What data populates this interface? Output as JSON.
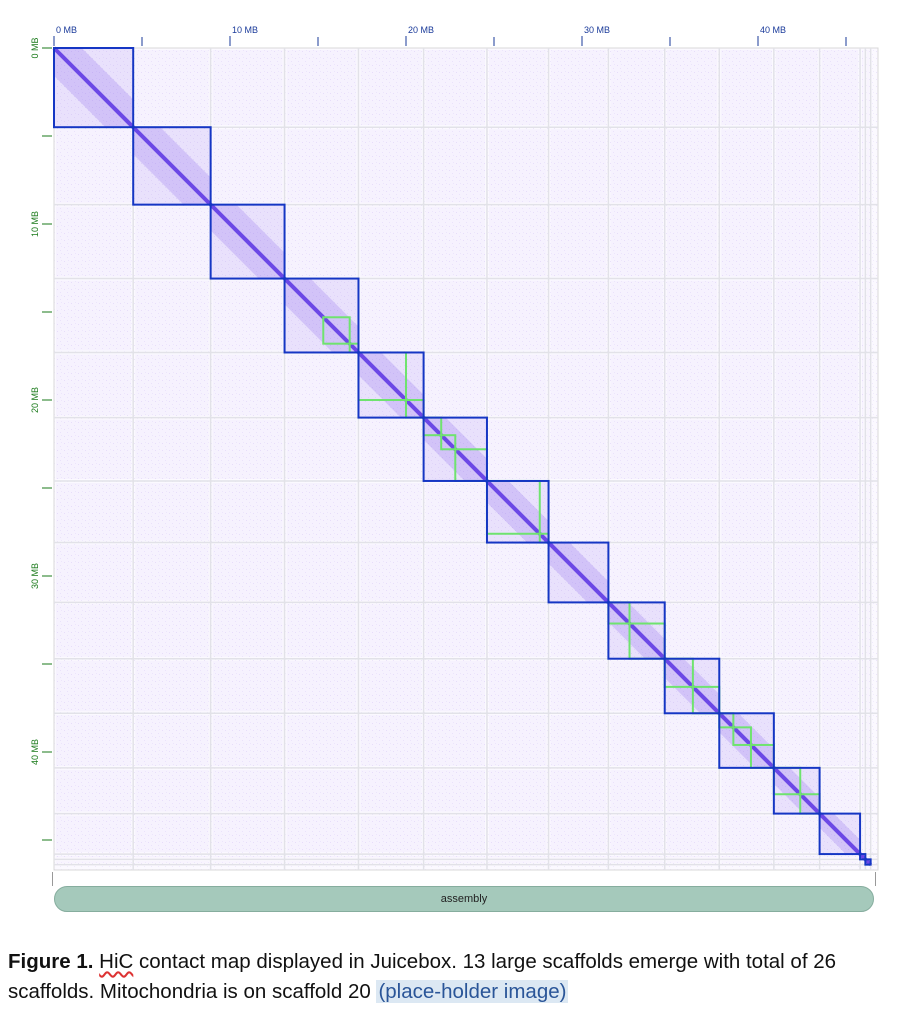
{
  "chart_data": {
    "type": "heatmap",
    "x_ticks": [
      "0 MB",
      "10 MB",
      "20 MB",
      "30 MB",
      "40 MB"
    ],
    "y_ticks": [
      "0 MB",
      "10 MB",
      "20 MB",
      "30 MB",
      "40 MB"
    ],
    "axis_range_mb": [
      0,
      46
    ],
    "track_label": "assembly",
    "colors": {
      "contact": "#6a3ce8",
      "scaffold_box": "#1536c4",
      "contig_box": "#6fe36f",
      "tick_top": "#1a3a9a",
      "tick_left": "#1a7a1a"
    },
    "scaffolds_mb": [
      [
        0,
        4.5
      ],
      [
        4.5,
        8.9
      ],
      [
        8.9,
        13.1
      ],
      [
        13.1,
        17.3
      ],
      [
        17.3,
        21.0
      ],
      [
        21.0,
        24.6
      ],
      [
        24.6,
        28.1
      ],
      [
        28.1,
        31.5
      ],
      [
        31.5,
        34.7
      ],
      [
        34.7,
        37.8
      ],
      [
        37.8,
        40.9
      ],
      [
        40.9,
        43.5
      ],
      [
        43.5,
        45.8
      ],
      [
        45.8,
        46.1
      ],
      [
        46.1,
        46.4
      ]
    ],
    "contigs_mb": [
      [
        15.3,
        16.8
      ],
      [
        16.8,
        17.3
      ],
      [
        17.3,
        20.0
      ],
      [
        20.0,
        21.0
      ],
      [
        21.0,
        22.0
      ],
      [
        22.0,
        22.8
      ],
      [
        22.8,
        24.6
      ],
      [
        24.6,
        27.6
      ],
      [
        27.6,
        28.1
      ],
      [
        31.5,
        32.7
      ],
      [
        32.7,
        34.7
      ],
      [
        34.7,
        36.3
      ],
      [
        36.3,
        37.8
      ],
      [
        37.8,
        38.6
      ],
      [
        38.6,
        39.6
      ],
      [
        39.6,
        40.9
      ],
      [
        40.9,
        42.4
      ],
      [
        42.4,
        43.5
      ]
    ]
  },
  "caption": {
    "label": "Figure 1.",
    "hic": "HiC",
    "text": " contact map displayed in Juicebox. 13 large scaffolds emerge with total of 26 scaffolds. Mitochondria is on scaffold 20 ",
    "placeholder": "(place-holder image)"
  }
}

• [What is expected] Retype each entry precisely. Skip images entirely.

• [Written reply]
What data populates this interface? Output as JSON.
{
  "chart_data": {
    "type": "heatmap",
    "x_ticks": [
      "0 MB",
      "10 MB",
      "20 MB",
      "30 MB",
      "40 MB"
    ],
    "y_ticks": [
      "0 MB",
      "10 MB",
      "20 MB",
      "30 MB",
      "40 MB"
    ],
    "axis_range_mb": [
      0,
      46
    ],
    "track_label": "assembly",
    "colors": {
      "contact": "#6a3ce8",
      "scaffold_box": "#1536c4",
      "contig_box": "#6fe36f",
      "tick_top": "#1a3a9a",
      "tick_left": "#1a7a1a"
    },
    "scaffolds_mb": [
      [
        0,
        4.5
      ],
      [
        4.5,
        8.9
      ],
      [
        8.9,
        13.1
      ],
      [
        13.1,
        17.3
      ],
      [
        17.3,
        21.0
      ],
      [
        21.0,
        24.6
      ],
      [
        24.6,
        28.1
      ],
      [
        28.1,
        31.5
      ],
      [
        31.5,
        34.7
      ],
      [
        34.7,
        37.8
      ],
      [
        37.8,
        40.9
      ],
      [
        40.9,
        43.5
      ],
      [
        43.5,
        45.8
      ],
      [
        45.8,
        46.1
      ],
      [
        46.1,
        46.4
      ]
    ],
    "contigs_mb": [
      [
        15.3,
        16.8
      ],
      [
        16.8,
        17.3
      ],
      [
        17.3,
        20.0
      ],
      [
        20.0,
        21.0
      ],
      [
        21.0,
        22.0
      ],
      [
        22.0,
        22.8
      ],
      [
        22.8,
        24.6
      ],
      [
        24.6,
        27.6
      ],
      [
        27.6,
        28.1
      ],
      [
        31.5,
        32.7
      ],
      [
        32.7,
        34.7
      ],
      [
        34.7,
        36.3
      ],
      [
        36.3,
        37.8
      ],
      [
        37.8,
        38.6
      ],
      [
        38.6,
        39.6
      ],
      [
        39.6,
        40.9
      ],
      [
        40.9,
        42.4
      ],
      [
        42.4,
        43.5
      ]
    ]
  },
  "caption": {
    "label": "Figure 1.",
    "hic": "HiC",
    "text": " contact map displayed in Juicebox. 13 large scaffolds emerge with total of 26 scaffolds. Mitochondria is on scaffold 20 ",
    "placeholder": "(place-holder image)"
  }
}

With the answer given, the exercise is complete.